*DATA FOR PROCESSING*.
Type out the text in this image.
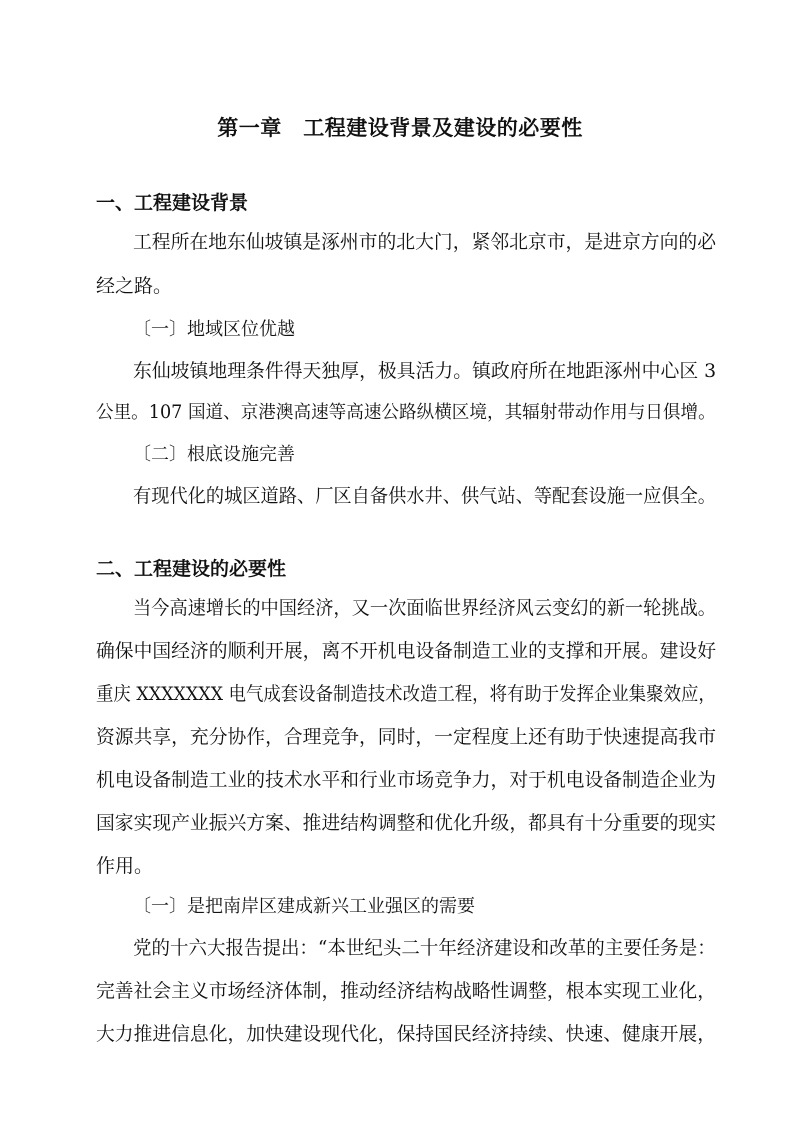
第一章　工程建设背景及建设的必要性
一、工程建设背景
工程所在地东仙坡镇是涿州市的北大门，紧邻北京市，是进京方向的必
经之路。
〔一〕地域区位优越
东仙坡镇地理条件得天独厚，极具活力。镇政府所在地距涿州中心区 3
公里。107 国道、京港澳高速等高速公路纵横区境，其辐射带动作用与日俱增。
〔二〕根底设施完善
有现代化的城区道路、厂区自备供水井、供气站、等配套设施一应俱全。
二、工程建设的必要性
当今高速增长的中国经济，又一次面临世界经济风云变幻的新一轮挑战。
确保中国经济的顺利开展，离不开机电设备制造工业的支撑和开展。建设好
重庆 XXXXXXX 电气成套设备制造技术改造工程，将有助于发挥企业集聚效应，
资源共享，充分协作，合理竞争，同时，一定程度上还有助于快速提高我市
机电设备制造工业的技术水平和行业市场竞争力，对于机电设备制造企业为
国家实现产业振兴方案、推进结构调整和优化升级，都具有十分重要的现实
作用。
〔一〕是把南岸区建成新兴工业强区的需要
党的十六大报告提出：“本世纪头二十年经济建设和改革的主要任务是：
完善社会主义市场经济体制，推动经济结构战略性调整，根本实现工业化，
大力推进信息化，加快建设现代化，保持国民经济持续、快速、健康开展，
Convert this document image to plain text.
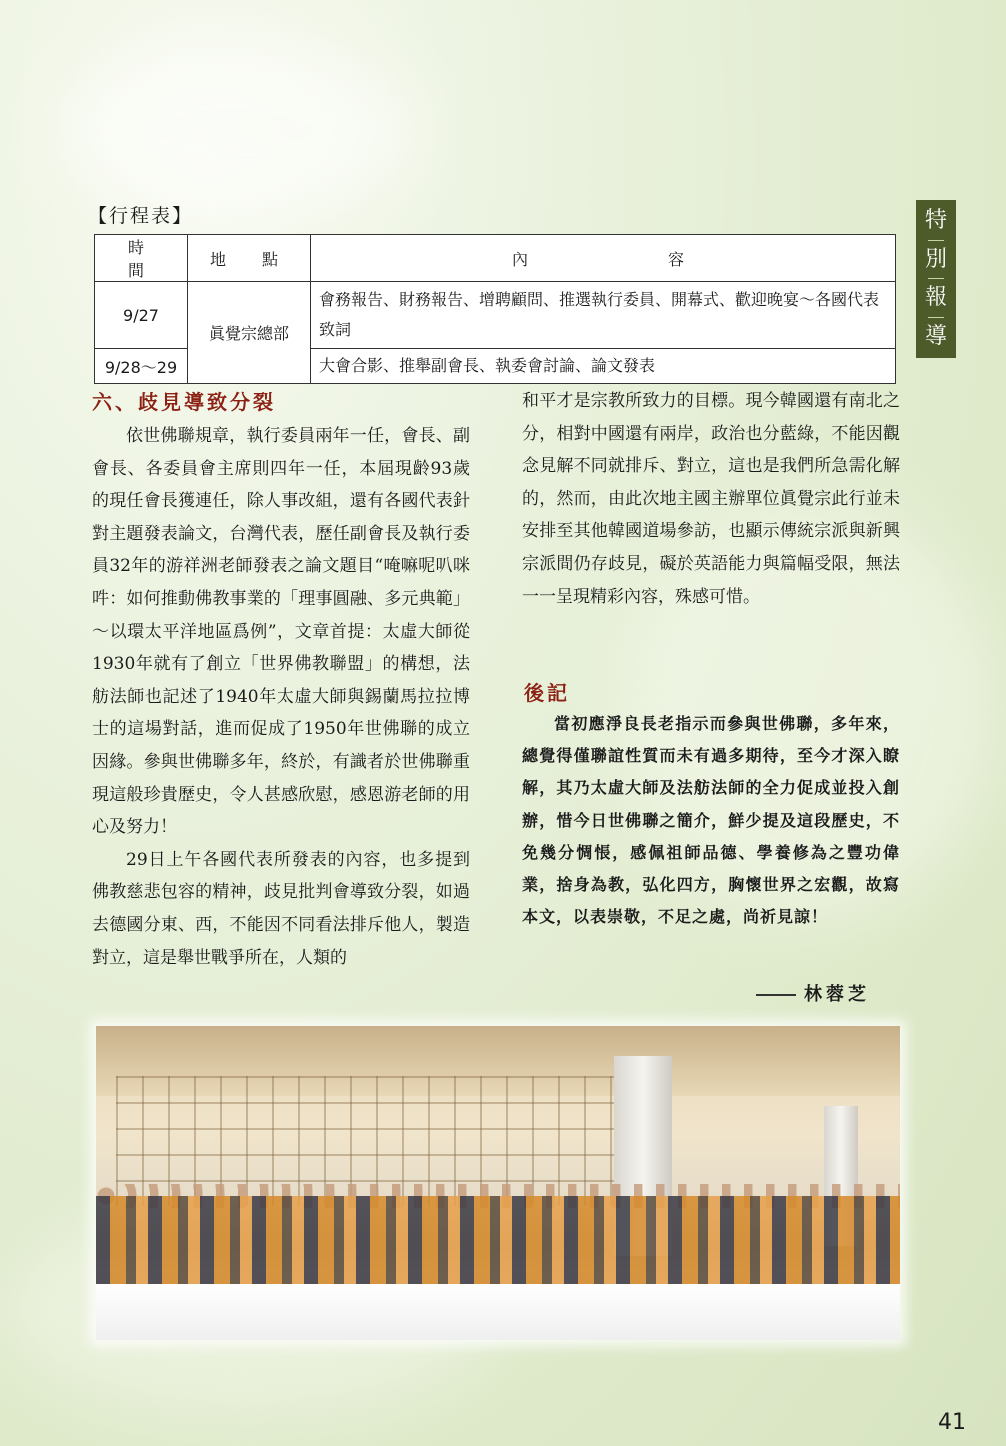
特
別
報
導
【行程表】
時　間	地　點	內　　　　　容
9/27	眞覺宗總部	會務報告、財務報告、增聘顧問、推選執行委員、開幕式、歡迎晚宴～各國代表致詞
9/28～29		大會合影、推舉副會長、執委會討論、論文發表
六、歧見導致分裂

依世佛聯規章，執行委員兩年一任，會長、副會長、各委員會主席則四年一任，本屆現齡93歲的現任會長獲連任，除人事改組，還有各國代表針對主題發表論文，台灣代表，歷任副會長及執行委員32年的游祥洲老師發表之論文題目“唵嘛呢叭咪吽：如何推動佛教事業的「理事圓融、多元典範」～以環太平洋地區爲例”，文章首提：太虛大師從1930年就有了創立「世界佛教聯盟」的構想，法舫法師也記述了1940年太虛大師與錫蘭馬拉拉博士的這場對話，進而促成了1950年世佛聯的成立因緣。參與世佛聯多年，終於，有識者於世佛聯重現這般珍貴歷史，令人甚感欣慰，感恩游老師的用心及努力！

29日上午各國代表所發表的內容，也多提到佛教慈悲包容的精神，歧見批判會導致分裂，如過去德國分東、西，不能因不同看法排斥他人，製造對立，這是舉世戰爭所在，人類的

和平才是宗教所致力的目標。現今韓國還有南北之分，相對中國還有兩岸，政治也分藍綠，不能因觀念見解不同就排斥、對立，這也是我們所急需化解的，然而，由此次地主國主辦單位眞覺宗此行並未安排至其他韓國道場參訪，也顯示傳統宗派與新興宗派間仍存歧見，礙於英語能力與篇幅受限，無法一一呈現精彩內容，殊感可惜。

後記

當初應淨良長老指示而參與世佛聯，多年來，總覺得僅聯誼性質而未有過多期待，至今才深入瞭解，其乃太虛大師及法舫法師的全力促成並投入創辦，惜今日世佛聯之簡介，鮮少提及這段歷史，不免幾分惆悵，感佩祖師品德、學養修為之豐功偉業，捨身為教，弘化四方，胸懷世界之宏觀，故寫本文，以表崇敬，不足之處，尚祈見諒！

林蓉芝
41
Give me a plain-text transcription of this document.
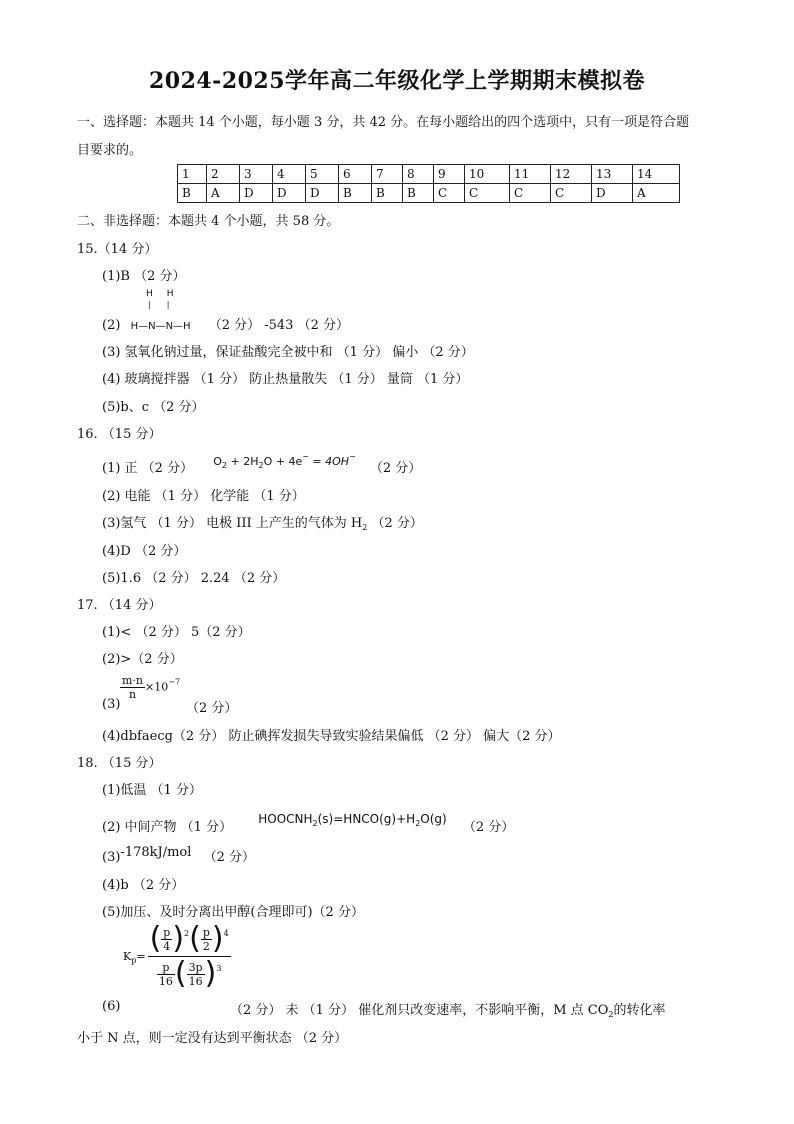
2024-2025学年高二年级化学上学期期末模拟卷
一、选择题：本题共 14 个小题，每小题 3 分，共 42 分。在每小题给出的四个选项中，只有一项是符合题
目要求的。
1	2	3	4	5	6	7	8	9	10	11	12	13	14
B	A	D	D	D	B	B	B	C	C	C	C	D	A
二、非选择题：本题共 4 个小题，共 58 分。
15.（14 分）
(1)B （2 分）
HH
||
(2) H—N—N—H （2 分） -543 （2 分）
(3) 氢氧化钠过量，保证盐酸完全被中和 （1 分） 偏小 （2 分）
(4) 玻璃搅拌器 （1 分） 防止热量散失 （1 分） 量筒 （1 分）
(5)b、c （2 分）
16. （15 分）
(1) 正 （2 分） $^{O_2 + 2H_2O + 4e^- = 4OH^-}$ （2 分）
(2) 电能 （1 分） 化学能 （1 分）
(3)氢气 （1 分） 电极 III 上产生的气体为 $H_2$ （2 分）
(4)D （2 分）
(5)1.6 （2 分） 2.24 （2 分）
17. （14 分）
(1)< （2 分） 5（2 分）
(2)>（2 分）
$\frac{m\cdot n}{n} \times 10^{-7}$
(3)	（2 分）
(4)dbfaecg（2 分） 防止碘挥发损失导致实验结果偏低 （2 分） 偏大（2 分）
18. （15 分）
(1)低温 （1 分）
(2) 中间产物 （1 分） $HOOCNH_2(s)=HNCO(g)+H_2O(g)$ （2 分）
(3)-178kJ/mol （2 分）
(4)b （2 分）
(5)加压、及时分离出甲醇(合理即可)（2 分）
$K_p=$	( $\frac{p}{4} )^2( \frac{p}{2} )^4$

$\frac{p}{16}$ ( $\frac{3p}{16} )^3$
(6)	（2 分） 未 （1 分） 催化剂只改变速率，不影响平衡，M 点 $CO_2$的转化率
小于 N 点，则一定没有达到平衡状态 （2 分）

*WHAT IS REQUIRED*. Quote every line of the records above exactly; no picture is to be copied.

*FULL RESPONSE*.
Type out the text in this image.
第一章　工程建设背景及建设的必要性
一、工程建设背景
工程所在地东仙坡镇是涿州市的北大门，紧邻北京市，是进京方向的必
经之路。
〔一〕地域区位优越
东仙坡镇地理条件得天独厚，极具活力。镇政府所在地距涿州中心区 3
公里。107 国道、京港澳高速等高速公路纵横区境，其辐射带动作用与日俱增。
〔二〕根底设施完善
有现代化的城区道路、厂区自备供水井、供气站、等配套设施一应俱全。
二、工程建设的必要性
当今高速增长的中国经济，又一次面临世界经济风云变幻的新一轮挑战。
确保中国经济的顺利开展，离不开机电设备制造工业的支撑和开展。建设好
重庆 XXXXXXX 电气成套设备制造技术改造工程，将有助于发挥企业集聚效应，
资源共享，充分协作，合理竞争，同时，一定程度上还有助于快速提高我市
机电设备制造工业的技术水平和行业市场竞争力，对于机电设备制造企业为
国家实现产业振兴方案、推进结构调整和优化升级，都具有十分重要的现实
作用。
〔一〕是把南岸区建成新兴工业强区的需要
党的十六大报告提出：“本世纪头二十年经济建设和改革的主要任务是：
完善社会主义市场经济体制，推动经济结构战略性调整，根本实现工业化，
大力推进信息化，加快建设现代化，保持国民经济持续、快速、健康开展，
Convert this document image to plain text.
特
別
報
導
【行程表】
時　間	地　點	內　　　　　容
9/27	眞覺宗總部	會務報告、財務報告、增聘顧問、推選執行委員、開幕式、歡迎晚宴～各國代表致詞
9/28～29		大會合影、推舉副會長、執委會討論、論文發表
六、歧見導致分裂

依世佛聯規章，執行委員兩年一任，會長、副會長、各委員會主席則四年一任，本屆現齡93歲的現任會長獲連任，除人事改組，還有各國代表針對主題發表論文，台灣代表，歷任副會長及執行委員32年的游祥洲老師發表之論文題目“唵嘛呢叭咪吽：如何推動佛教事業的「理事圓融、多元典範」～以環太平洋地區爲例”，文章首提：太虛大師從1930年就有了創立「世界佛教聯盟」的構想，法舫法師也記述了1940年太虛大師與錫蘭馬拉拉博士的這場對話，進而促成了1950年世佛聯的成立因緣。參與世佛聯多年，終於，有識者於世佛聯重現這般珍貴歷史，令人甚感欣慰，感恩游老師的用心及努力！

29日上午各國代表所發表的內容，也多提到佛教慈悲包容的精神，歧見批判會導致分裂，如過去德國分東、西，不能因不同看法排斥他人，製造對立，這是舉世戰爭所在，人類的

和平才是宗教所致力的目標。現今韓國還有南北之分，相對中國還有兩岸，政治也分藍綠，不能因觀念見解不同就排斥、對立，這也是我們所急需化解的，然而，由此次地主國主辦單位眞覺宗此行並未安排至其他韓國道場參訪，也顯示傳統宗派與新興宗派間仍存歧見，礙於英語能力與篇幅受限，無法一一呈現精彩內容，殊感可惜。

後記

當初應淨良長老指示而參與世佛聯，多年來，總覺得僅聯誼性質而未有過多期待，至今才深入瞭解，其乃太虛大師及法舫法師的全力促成並投入創辦，惜今日世佛聯之簡介，鮮少提及這段歷史，不免幾分惆悵，感佩祖師品德、學養修為之豐功偉業，捨身為教，弘化四方，胸懷世界之宏觀，故寫本文，以表崇敬，不足之處，尚祈見諒！

林蓉芝
41
Give me a plain-text transcription of this document.
2024-2025学年高二年级化学上学期期末模拟卷
一、选择题：本题共 14 个小题，每小题 3 分，共 42 分。在每小题给出的四个选项中，只有一项是符合题
目要求的。
1	2	3	4	5	6	7	8	9	10	11	12	13	14
B	A	D	D	D	B	B	B	C	C	C	C	D	A
二、非选择题：本题共 4 个小题，共 58 分。
15.（14 分）
(1)B （2 分）
HH
||
(2) H—N—N—H （2 分） -543 （2 分）
(3) 氢氧化钠过量，保证盐酸完全被中和 （1 分） 偏小 （2 分）
(4) 玻璃搅拌器 （1 分） 防止热量散失 （1 分） 量筒 （1 分）
(5)b、c （2 分）
16. （15 分）
(1) 正 （2 分） $^{O_2 + 2H_2O + 4e^- = 4OH^-}$ （2 分）
(2) 电能 （1 分） 化学能 （1 分）
(3)氢气 （1 分） 电极 III 上产生的气体为 $H_2$ （2 分）
(4)D （2 分）
(5)1.6 （2 分） 2.24 （2 分）
17. （14 分）
(1)< （2 分） 5（2 分）
(2)>（2 分）
$\frac{m\cdot n}{n} \times 10^{-7}$
(3)	（2 分）
(4)dbfaecg（2 分） 防止碘挥发损失导致实验结果偏低 （2 分） 偏大（2 分）
18. （15 分）
(1)低温 （1 分）
(2) 中间产物 （1 分） $HOOCNH_2(s)=HNCO(g)+H_2O(g)$ （2 分）
(3)-178kJ/mol （2 分）
(4)b （2 分）
(5)加压、及时分离出甲醇(合理即可)（2 分）
$K_p=$	( $\frac{p}{4} )^2( \frac{p}{2} )^4$

$\frac{p}{16}$ ( $\frac{3p}{16} )^3$
(6)	（2 分） 未 （1 分） 催化剂只改变速率，不影响平衡，M 点 $CO_2$的转化率
小于 N 点，则一定没有达到平衡状态 （2 分）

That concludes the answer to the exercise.